• _Direction_
Look below for the line containing "Parse this chart and return its data as JSON.". Output it and each remaining line of the entries exactly, and nothing else.

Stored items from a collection
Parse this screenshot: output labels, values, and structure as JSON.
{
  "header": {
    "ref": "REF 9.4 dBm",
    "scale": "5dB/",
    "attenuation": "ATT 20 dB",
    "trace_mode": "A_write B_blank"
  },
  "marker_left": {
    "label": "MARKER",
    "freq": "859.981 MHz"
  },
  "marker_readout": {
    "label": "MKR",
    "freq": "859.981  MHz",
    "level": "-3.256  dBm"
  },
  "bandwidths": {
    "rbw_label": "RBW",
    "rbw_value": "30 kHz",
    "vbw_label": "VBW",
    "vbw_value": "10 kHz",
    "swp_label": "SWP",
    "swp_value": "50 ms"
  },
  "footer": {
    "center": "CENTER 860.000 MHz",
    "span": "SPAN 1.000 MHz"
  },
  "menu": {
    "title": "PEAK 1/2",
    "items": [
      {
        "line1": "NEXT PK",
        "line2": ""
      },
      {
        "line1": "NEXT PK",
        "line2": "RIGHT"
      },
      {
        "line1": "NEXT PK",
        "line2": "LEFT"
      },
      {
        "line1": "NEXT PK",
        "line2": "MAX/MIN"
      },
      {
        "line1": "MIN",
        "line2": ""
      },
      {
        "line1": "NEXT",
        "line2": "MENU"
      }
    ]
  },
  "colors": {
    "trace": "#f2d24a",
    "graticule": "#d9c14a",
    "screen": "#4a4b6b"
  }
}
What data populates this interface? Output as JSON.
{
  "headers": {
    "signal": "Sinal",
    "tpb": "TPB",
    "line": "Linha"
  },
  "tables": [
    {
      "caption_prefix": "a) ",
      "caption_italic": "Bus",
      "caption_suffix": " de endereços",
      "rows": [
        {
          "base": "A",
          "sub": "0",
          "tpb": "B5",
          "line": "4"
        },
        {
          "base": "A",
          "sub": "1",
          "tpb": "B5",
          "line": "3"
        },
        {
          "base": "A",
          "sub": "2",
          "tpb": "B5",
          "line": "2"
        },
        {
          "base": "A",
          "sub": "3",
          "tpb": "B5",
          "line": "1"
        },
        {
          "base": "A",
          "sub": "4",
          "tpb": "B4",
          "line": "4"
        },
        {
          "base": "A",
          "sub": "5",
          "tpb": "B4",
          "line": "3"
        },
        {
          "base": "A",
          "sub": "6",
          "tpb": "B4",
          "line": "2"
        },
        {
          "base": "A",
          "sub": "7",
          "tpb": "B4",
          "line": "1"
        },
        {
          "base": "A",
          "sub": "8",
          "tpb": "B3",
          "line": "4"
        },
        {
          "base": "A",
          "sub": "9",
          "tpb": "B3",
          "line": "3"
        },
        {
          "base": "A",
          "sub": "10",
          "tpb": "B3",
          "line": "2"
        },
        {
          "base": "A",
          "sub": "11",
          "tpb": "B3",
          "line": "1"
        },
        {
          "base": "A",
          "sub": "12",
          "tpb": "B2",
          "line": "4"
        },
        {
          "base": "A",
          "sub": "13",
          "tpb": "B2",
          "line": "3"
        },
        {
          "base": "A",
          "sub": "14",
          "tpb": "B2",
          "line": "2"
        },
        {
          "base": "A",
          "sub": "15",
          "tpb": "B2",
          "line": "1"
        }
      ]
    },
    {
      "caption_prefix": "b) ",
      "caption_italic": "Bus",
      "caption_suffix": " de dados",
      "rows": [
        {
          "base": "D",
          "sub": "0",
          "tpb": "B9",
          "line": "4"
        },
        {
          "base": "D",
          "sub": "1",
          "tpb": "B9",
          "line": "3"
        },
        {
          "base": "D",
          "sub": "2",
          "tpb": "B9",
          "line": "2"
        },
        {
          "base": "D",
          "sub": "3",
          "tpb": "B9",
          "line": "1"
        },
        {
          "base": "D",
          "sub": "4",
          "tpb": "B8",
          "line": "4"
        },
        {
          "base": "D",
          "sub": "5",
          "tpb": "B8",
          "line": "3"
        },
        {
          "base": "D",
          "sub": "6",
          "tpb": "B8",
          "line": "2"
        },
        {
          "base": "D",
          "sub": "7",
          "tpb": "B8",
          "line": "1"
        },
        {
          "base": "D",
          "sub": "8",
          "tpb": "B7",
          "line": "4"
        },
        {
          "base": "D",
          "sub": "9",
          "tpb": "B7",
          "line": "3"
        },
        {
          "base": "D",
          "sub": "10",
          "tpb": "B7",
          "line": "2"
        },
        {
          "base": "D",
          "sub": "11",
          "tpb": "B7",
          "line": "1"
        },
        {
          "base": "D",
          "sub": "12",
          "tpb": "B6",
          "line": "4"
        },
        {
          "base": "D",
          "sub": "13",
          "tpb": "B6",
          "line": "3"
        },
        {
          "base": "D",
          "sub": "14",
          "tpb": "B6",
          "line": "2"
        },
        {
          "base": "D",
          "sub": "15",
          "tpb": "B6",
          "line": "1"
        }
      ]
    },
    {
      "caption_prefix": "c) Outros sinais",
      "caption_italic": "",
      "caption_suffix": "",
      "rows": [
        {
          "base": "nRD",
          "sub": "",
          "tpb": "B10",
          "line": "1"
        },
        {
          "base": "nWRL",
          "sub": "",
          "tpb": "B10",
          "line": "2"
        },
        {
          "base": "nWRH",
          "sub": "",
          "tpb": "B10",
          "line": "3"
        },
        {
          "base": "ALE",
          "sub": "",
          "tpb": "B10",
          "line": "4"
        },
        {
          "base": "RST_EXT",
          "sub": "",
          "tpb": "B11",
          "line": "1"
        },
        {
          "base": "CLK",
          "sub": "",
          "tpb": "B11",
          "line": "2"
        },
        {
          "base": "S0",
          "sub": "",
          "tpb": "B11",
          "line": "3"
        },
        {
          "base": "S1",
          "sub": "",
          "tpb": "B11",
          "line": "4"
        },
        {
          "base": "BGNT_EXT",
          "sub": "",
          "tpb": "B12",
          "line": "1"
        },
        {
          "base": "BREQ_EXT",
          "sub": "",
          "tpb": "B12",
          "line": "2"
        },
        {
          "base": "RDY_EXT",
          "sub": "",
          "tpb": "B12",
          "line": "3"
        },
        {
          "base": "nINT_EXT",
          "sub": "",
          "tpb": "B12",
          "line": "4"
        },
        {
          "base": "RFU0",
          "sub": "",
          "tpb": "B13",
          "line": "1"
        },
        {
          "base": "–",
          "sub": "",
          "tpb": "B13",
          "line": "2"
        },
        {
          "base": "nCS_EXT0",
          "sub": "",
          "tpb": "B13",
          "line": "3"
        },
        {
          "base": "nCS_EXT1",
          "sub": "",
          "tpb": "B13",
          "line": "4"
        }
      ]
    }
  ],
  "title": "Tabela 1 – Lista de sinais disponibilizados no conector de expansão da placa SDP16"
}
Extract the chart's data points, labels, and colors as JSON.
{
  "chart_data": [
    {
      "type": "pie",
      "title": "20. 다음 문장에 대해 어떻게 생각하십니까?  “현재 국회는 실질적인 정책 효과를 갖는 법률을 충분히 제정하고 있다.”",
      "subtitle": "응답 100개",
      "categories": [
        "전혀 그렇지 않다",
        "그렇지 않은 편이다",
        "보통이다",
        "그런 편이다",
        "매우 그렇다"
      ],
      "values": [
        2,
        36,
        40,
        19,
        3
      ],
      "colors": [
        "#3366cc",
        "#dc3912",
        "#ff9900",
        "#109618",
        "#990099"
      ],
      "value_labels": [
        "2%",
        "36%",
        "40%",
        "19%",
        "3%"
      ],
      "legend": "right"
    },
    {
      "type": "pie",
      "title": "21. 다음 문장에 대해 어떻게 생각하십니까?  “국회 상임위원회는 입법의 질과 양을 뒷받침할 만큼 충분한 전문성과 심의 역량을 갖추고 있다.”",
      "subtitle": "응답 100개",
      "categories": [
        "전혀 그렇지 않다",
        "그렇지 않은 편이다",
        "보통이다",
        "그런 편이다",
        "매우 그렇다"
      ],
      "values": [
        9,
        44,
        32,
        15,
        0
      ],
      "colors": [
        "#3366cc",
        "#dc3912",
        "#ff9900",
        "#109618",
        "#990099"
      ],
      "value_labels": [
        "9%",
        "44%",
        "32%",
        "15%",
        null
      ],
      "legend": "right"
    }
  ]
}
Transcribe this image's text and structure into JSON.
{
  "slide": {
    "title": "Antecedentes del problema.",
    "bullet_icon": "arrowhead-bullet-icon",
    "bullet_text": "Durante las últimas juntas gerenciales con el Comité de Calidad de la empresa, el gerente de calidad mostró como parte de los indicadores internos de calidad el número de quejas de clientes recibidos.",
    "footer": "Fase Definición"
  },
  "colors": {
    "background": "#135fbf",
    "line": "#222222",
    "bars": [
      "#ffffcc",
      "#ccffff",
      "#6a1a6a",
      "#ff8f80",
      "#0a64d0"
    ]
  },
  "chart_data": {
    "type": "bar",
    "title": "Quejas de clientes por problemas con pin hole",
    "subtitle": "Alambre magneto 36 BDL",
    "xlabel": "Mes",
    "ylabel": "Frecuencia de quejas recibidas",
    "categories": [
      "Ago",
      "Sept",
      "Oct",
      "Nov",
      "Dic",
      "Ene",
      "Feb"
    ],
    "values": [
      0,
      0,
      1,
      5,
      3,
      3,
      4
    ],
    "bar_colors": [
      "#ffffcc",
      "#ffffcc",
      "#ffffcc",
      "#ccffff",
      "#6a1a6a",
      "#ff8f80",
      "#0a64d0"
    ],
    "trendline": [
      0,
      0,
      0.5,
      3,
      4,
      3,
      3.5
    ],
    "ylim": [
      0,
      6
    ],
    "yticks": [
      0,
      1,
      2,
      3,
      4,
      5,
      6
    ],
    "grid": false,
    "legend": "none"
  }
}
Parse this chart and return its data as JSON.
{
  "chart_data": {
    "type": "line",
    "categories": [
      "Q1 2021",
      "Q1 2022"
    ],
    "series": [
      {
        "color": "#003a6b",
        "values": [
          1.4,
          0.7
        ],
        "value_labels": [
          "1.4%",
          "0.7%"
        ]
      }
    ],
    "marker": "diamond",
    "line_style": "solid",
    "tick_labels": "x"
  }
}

• _Result of this task_
Parse this chart and return its data as JSON.
{
  "chart_data": {
    "type": "line",
    "categories": [
      "Q1 2021",
      "Q1 2022"
    ],
    "series": [
      {
        "color": "#003a6b",
        "values": [
          1.4,
          0.7
        ],
        "value_labels": [
          "1.4%",
          "0.7%"
        ]
      }
    ],
    "marker": "diamond",
    "line_style": "solid",
    "tick_labels": "x"
  }
}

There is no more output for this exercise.